*TO DO*:
Copy, from the entries below, each line in which the string "description" appears.

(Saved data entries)
********************

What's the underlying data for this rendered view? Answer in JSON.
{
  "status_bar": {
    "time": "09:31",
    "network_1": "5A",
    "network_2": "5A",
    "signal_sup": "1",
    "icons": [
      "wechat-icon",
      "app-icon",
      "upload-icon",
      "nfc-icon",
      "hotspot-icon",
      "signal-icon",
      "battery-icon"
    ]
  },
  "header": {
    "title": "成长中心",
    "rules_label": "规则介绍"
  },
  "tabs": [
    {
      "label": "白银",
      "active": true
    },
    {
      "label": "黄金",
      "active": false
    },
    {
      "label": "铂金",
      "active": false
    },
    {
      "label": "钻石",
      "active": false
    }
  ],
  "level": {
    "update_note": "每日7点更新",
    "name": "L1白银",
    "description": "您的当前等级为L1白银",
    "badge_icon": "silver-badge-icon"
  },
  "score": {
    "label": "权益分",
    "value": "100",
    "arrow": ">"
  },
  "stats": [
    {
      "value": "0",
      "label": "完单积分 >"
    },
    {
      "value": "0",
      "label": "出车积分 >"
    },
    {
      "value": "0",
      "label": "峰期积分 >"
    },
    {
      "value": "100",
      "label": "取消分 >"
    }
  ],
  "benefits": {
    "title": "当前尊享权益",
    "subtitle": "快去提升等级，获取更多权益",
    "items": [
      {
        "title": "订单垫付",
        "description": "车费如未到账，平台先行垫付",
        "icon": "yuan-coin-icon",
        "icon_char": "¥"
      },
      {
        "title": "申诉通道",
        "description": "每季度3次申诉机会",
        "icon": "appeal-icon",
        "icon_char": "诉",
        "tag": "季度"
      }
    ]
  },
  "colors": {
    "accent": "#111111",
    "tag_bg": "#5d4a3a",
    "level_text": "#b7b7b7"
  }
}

********************

*SOLUTION FOR THIS TASK*:
    "description": "您的当前等级为L1白银",
        "description": "车费如未到账，平台先行垫付",
        "description": "每季度3次申诉机会",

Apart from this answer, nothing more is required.